Where a line contains the word "округа", copy that line in full.

__Supplied records__
++++

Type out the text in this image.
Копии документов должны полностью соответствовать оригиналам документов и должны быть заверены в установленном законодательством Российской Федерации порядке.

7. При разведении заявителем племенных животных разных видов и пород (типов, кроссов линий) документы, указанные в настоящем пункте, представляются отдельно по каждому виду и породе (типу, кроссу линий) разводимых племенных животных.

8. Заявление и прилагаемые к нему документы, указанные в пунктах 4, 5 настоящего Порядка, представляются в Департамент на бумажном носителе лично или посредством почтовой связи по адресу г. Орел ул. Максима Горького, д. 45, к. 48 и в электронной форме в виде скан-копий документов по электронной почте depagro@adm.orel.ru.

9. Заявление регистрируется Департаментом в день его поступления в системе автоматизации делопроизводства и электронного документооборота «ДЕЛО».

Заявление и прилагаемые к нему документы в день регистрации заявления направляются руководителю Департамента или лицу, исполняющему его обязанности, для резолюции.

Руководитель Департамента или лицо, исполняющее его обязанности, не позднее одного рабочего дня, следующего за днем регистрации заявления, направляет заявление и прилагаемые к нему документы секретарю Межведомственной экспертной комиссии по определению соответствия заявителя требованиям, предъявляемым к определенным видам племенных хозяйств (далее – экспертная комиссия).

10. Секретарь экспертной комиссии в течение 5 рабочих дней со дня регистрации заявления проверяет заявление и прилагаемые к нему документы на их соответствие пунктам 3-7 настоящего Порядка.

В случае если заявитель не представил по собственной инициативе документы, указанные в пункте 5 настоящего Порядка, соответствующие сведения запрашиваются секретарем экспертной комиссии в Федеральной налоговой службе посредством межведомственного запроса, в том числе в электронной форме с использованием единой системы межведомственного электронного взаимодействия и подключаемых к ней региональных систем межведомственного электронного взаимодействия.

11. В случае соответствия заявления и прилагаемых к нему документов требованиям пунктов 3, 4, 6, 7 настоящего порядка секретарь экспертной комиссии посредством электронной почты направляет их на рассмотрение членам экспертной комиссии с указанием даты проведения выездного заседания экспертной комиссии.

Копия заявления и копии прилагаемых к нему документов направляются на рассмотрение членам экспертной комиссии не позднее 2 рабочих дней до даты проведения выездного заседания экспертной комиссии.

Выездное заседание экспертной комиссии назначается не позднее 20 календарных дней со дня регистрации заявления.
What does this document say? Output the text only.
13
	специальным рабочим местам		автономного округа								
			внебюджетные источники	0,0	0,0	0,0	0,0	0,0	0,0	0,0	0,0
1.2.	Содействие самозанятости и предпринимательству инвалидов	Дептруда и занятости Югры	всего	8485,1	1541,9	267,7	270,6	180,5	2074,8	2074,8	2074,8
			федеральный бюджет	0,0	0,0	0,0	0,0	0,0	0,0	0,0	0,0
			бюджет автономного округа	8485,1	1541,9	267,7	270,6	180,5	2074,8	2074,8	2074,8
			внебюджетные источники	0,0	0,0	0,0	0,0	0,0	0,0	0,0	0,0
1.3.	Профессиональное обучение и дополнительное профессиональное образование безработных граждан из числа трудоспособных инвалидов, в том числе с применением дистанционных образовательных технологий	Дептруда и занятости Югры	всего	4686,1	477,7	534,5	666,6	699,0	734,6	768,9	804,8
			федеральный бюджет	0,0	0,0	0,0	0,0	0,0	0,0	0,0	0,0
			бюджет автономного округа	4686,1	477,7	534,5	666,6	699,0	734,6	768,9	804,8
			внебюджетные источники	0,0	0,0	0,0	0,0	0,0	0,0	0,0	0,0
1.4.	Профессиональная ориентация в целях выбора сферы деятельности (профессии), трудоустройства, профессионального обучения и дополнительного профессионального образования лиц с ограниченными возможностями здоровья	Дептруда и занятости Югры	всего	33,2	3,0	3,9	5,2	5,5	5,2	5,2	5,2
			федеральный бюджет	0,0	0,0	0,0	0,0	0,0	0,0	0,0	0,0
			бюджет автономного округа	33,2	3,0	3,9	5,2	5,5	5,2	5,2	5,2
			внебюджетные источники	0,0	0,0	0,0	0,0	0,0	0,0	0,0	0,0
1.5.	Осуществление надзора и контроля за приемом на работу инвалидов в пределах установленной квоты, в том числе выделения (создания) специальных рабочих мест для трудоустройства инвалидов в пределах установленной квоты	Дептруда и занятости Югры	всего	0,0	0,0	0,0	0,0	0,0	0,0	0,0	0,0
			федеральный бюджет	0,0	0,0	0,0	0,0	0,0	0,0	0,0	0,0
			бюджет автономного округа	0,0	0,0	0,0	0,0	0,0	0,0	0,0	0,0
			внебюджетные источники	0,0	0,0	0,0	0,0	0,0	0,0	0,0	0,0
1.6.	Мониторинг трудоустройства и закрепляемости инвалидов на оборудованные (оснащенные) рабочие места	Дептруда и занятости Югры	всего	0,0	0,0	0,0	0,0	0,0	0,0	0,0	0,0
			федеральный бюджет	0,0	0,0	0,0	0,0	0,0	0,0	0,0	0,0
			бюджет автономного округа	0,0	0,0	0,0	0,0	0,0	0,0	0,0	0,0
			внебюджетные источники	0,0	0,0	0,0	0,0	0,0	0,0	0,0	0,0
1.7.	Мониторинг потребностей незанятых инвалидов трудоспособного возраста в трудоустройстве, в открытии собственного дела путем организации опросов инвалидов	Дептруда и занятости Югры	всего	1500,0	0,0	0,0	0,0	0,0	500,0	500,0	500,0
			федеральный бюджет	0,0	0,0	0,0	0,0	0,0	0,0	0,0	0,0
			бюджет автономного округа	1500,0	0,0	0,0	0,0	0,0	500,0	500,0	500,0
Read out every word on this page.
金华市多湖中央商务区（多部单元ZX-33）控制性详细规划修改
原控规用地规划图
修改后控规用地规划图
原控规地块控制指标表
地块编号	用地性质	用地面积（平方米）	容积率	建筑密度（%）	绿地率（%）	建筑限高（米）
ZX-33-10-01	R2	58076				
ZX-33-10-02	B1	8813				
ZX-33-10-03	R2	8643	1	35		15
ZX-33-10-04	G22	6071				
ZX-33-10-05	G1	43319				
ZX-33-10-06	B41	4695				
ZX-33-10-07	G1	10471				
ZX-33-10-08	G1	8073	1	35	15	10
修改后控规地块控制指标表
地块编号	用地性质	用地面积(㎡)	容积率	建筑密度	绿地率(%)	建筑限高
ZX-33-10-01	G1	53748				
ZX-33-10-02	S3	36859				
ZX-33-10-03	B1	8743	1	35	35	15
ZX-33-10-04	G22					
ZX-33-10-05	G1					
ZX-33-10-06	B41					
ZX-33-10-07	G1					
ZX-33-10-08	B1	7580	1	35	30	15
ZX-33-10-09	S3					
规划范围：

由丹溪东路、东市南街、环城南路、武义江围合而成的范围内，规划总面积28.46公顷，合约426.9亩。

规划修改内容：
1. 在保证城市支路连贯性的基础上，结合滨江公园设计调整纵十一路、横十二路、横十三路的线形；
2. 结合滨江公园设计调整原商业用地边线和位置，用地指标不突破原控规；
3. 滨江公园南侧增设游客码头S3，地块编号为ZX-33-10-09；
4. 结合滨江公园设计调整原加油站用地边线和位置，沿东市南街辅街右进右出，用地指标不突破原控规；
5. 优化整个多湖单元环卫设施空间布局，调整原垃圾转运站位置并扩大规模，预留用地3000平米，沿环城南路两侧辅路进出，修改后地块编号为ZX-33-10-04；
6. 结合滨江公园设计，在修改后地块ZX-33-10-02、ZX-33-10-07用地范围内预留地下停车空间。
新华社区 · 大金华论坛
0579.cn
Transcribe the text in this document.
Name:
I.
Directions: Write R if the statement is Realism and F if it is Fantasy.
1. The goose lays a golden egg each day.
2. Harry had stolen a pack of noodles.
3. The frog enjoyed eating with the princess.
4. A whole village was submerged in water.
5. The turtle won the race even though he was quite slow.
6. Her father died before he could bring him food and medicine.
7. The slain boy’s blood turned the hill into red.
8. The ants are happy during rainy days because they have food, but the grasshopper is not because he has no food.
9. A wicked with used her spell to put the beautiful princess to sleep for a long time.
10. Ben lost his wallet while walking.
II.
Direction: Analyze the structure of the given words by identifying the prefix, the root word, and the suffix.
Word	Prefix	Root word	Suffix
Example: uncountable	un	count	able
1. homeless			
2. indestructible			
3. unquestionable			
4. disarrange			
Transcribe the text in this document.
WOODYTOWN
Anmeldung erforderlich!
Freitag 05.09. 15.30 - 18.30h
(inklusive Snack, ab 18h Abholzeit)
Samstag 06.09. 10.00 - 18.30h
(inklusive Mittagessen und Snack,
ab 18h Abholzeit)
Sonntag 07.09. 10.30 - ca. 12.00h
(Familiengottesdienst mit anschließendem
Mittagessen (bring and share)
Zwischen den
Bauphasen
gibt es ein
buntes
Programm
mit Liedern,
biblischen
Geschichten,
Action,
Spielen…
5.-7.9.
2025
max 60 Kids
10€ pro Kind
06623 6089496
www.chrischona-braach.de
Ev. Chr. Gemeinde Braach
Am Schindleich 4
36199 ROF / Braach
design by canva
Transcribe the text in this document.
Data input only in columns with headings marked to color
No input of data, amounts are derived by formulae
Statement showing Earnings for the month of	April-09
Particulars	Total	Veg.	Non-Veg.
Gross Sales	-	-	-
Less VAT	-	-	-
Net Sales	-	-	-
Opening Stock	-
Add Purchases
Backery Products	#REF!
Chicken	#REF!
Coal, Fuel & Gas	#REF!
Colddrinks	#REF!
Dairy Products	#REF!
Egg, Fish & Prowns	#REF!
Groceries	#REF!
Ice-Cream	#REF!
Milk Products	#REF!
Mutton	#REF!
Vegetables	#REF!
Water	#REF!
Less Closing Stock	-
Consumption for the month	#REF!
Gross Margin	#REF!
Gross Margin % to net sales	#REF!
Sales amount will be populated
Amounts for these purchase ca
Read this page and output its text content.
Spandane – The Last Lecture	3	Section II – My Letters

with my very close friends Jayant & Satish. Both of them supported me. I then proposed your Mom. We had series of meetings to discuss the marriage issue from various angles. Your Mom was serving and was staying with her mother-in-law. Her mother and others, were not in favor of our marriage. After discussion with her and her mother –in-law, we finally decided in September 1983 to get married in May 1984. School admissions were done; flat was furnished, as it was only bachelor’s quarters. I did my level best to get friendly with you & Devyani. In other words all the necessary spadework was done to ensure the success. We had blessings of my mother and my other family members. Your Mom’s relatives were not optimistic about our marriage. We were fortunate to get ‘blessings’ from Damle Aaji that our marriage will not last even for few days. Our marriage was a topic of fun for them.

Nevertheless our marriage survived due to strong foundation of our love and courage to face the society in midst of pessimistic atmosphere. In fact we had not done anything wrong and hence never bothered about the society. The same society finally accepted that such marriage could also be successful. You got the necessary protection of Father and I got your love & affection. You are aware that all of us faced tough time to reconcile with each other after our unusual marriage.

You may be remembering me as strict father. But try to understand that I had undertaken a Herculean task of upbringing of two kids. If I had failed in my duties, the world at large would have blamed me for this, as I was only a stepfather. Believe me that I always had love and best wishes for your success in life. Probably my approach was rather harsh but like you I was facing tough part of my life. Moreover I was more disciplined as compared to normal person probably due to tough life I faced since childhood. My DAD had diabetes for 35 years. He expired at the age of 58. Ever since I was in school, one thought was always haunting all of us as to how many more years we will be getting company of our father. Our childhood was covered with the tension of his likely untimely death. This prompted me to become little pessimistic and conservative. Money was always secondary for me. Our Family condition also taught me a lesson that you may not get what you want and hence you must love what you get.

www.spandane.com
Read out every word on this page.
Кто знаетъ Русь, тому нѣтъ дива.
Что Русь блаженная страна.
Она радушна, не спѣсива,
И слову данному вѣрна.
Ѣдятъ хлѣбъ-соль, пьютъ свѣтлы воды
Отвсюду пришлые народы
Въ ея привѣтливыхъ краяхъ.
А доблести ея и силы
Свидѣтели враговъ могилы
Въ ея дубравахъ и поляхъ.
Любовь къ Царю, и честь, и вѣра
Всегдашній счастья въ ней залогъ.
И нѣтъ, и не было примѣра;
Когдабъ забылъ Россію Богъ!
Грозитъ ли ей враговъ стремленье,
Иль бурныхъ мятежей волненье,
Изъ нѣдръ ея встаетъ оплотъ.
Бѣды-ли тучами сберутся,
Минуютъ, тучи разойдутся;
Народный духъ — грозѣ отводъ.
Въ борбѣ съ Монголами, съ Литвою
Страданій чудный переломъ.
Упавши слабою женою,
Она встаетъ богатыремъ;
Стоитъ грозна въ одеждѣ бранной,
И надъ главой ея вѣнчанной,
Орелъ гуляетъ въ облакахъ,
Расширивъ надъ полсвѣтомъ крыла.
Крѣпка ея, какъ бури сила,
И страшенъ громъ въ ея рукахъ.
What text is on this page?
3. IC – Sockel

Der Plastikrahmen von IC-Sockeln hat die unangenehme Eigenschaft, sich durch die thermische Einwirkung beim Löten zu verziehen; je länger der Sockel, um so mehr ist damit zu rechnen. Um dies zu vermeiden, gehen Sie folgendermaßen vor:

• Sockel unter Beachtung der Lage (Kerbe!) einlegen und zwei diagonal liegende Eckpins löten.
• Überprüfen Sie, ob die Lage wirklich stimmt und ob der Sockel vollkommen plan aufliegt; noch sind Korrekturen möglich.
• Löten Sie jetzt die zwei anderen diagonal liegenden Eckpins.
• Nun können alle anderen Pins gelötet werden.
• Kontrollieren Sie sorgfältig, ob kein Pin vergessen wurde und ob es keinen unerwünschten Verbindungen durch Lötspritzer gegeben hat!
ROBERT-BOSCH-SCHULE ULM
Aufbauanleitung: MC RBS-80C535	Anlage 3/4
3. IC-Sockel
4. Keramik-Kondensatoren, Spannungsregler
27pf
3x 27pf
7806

++++

__Reply__
	специальным рабочим местам		автономного округа								
			бюджет автономного округа	8485,1	1541,9	267,7	270,6	180,5	2074,8	2074,8	2074,8
			бюджет автономного округа	4686,1	477,7	534,5	666,6	699,0	734,6	768,9	804,8
			бюджет автономного округа	33,2	3,0	3,9	5,2	5,5	5,2	5,2	5,2
			бюджет автономного округа	0,0	0,0	0,0	0,0	0,0	0,0	0,0	0,0
			бюджет автономного округа	0,0	0,0	0,0	0,0	0,0	0,0	0,0	0,0
			бюджет автономного округа	1500,0	0,0	0,0	0,0	0,0	500,0	500,0	500,0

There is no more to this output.